— Start PROVIDED DATA —

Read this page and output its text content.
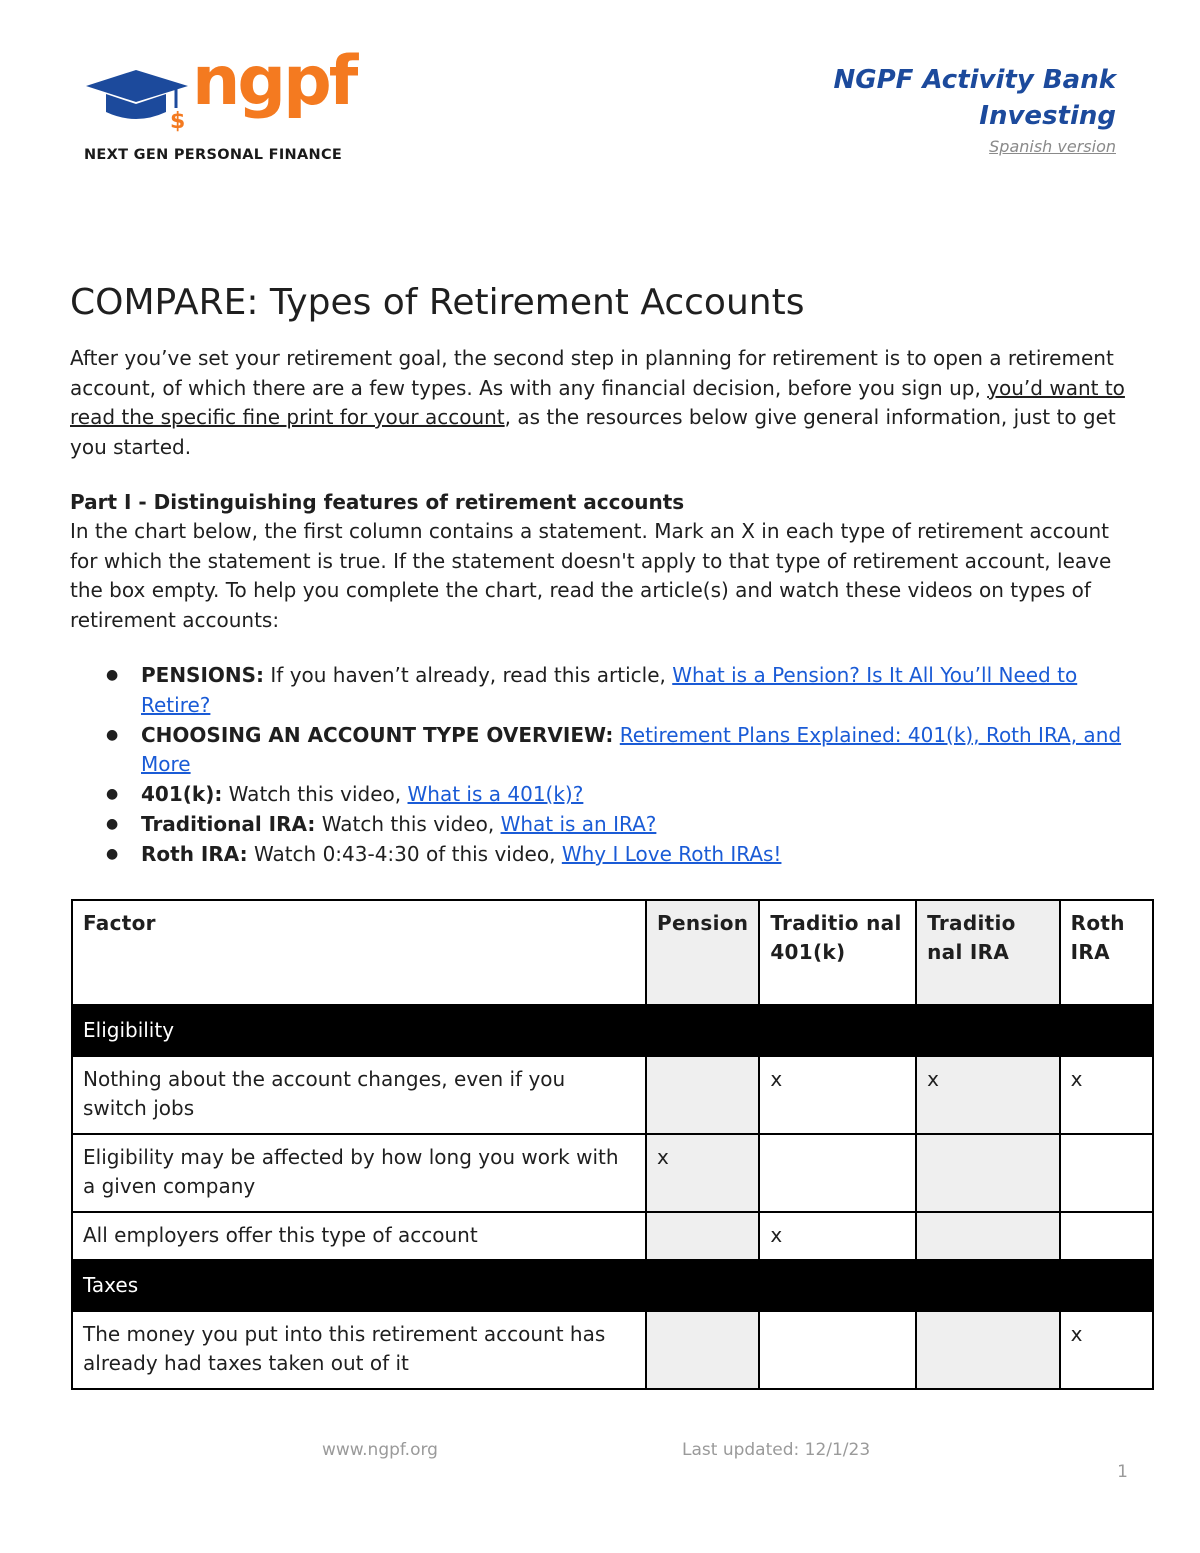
$
ngpf
NEXT GEN PERSONAL FINANCE
NGPF Activity Bank
Investing
Spanish version
COMPARE: Types of Retirement Accounts

After you’ve set your retirement goal, the second step in planning for retirement is to open a retirement account, of which there are a few types. As with any financial decision, before you sign up, you’d want to read the specific fine print for your account, as the resources below give general information, just to get you started.

Part I - Distinguishing features of retirement accounts

In the chart below, the first column contains a statement. Mark an X in each type of retirement account for which the statement is true. If the statement doesn't apply to that type of retirement account, leave the box empty. To help you complete the chart, read the article(s) and watch these videos on types of retirement accounts:

● PENSIONS: If you haven’t already, read this article, What is a Pension? Is It All You’ll Need to Retire?
● CHOOSING AN ACCOUNT TYPE OVERVIEW: Retirement Plans Explained: 401(k), Roth IRA, and More
● 401(k): Watch this video, What is a 401(k)?
● Traditional IRA: Watch this video, What is an IRA?
● Roth IRA: Watch 0:43-4:30 of this video, Why I Love Roth IRAs!
Factor	Pension	Traditio nal 401(k)	Traditio nal IRA	Roth IRA
Eligibility				
Nothing about the account changes, even if you switch jobs		x	x	x
Eligibility may be affected by how long you work with a given company	x			
All employers offer this type of account		x		
Taxes				
The money you put into this retirement account has already had taxes taken out of it				x
www.ngpf.org	Last updated: 12/1/23
1
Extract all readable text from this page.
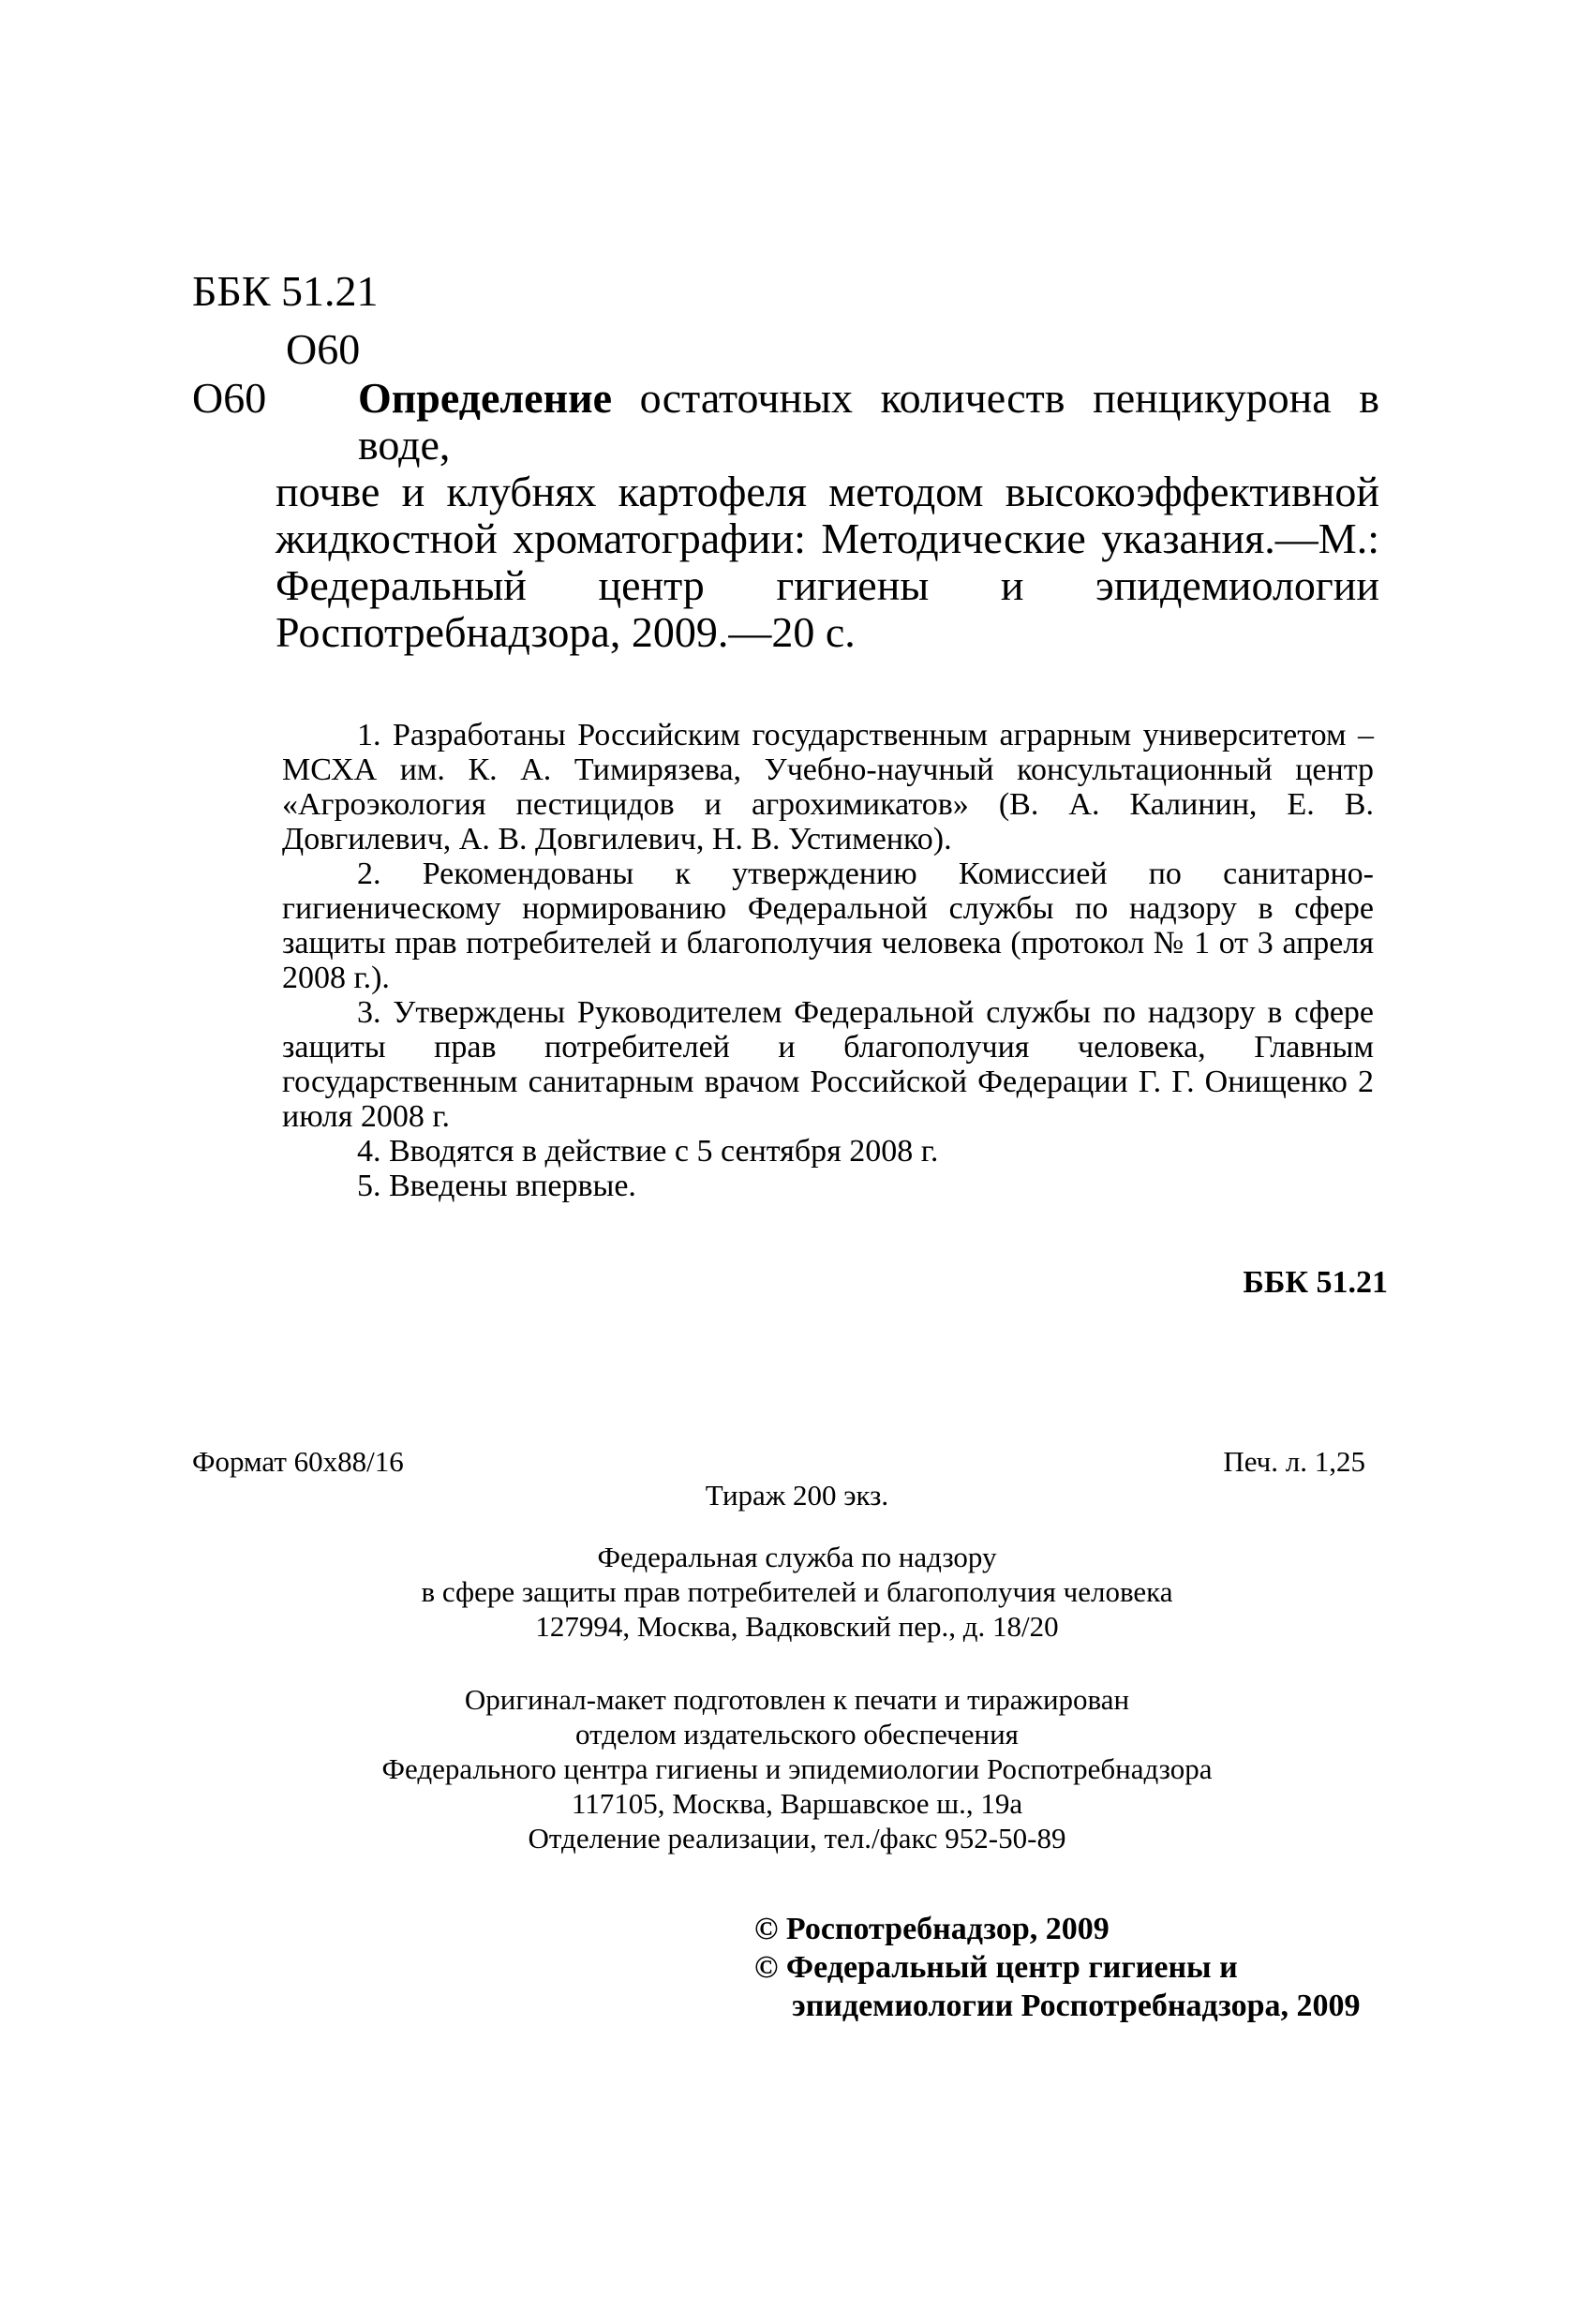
ББК 51.21
О60
О60 Определение остаточных количеств пенцикурона в воде,
почве и клубнях картофеля методом высокоэффективной жидкостной хроматографии: Методические указания.—М.: Федеральный центр гигиены и эпидемиологии Роспотребнадзора, 2009.—20 с.

1. Разработаны Российским государственным аграрным университетом – МСХА им. К. А. Тимирязева, Учебно-научный консультационный центр «Агроэкология пестицидов и агрохимикатов» (В. А. Калинин, Е. В. Довгилевич, А. В. Довгилевич, Н. В. Устименко).

2. Рекомендованы к утверждению Комиссией по санитарно-гигиеническому нормированию Федеральной службы по надзору в сфере защиты прав потребителей и благополучия человека (протокол № 1 от 3 апреля 2008 г.).

3. Утверждены Руководителем Федеральной службы по надзору в сфере защиты прав потребителей и благополучия человека, Главным государственным санитарным врачом Российской Федерации Г. Г. Онищенко 2 июля 2008 г.

4. Вводятся в действие с 5 сентября 2008 г.

5. Введены впервые.

ББК 51.21
Формат 60x88/16	Печ. л. 1,25
Тираж 200 экз.
Федеральная служба по надзору
в сфере защиты прав потребителей и благополучия человека
127994, Москва, Вадковский пер., д. 18/20
Оригинал-макет подготовлен к печати и тиражирован
отделом издательского обеспечения
Федерального центра гигиены и эпидемиологии Роспотребнадзора
117105, Москва, Варшавское ш., 19а
Отделение реализации, тел./факс 952-50-89
© Роспотребнадзор, 2009
© Федеральный центр гигиены и
эпидемиологии Роспотребнадзора, 2009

— End PROVIDED DATA —

■ WHAT THE TASK REQUIRES
Only a number is wanted here: how many lines in the data above include the string "гигиены"?

■ THE OUTPUT
3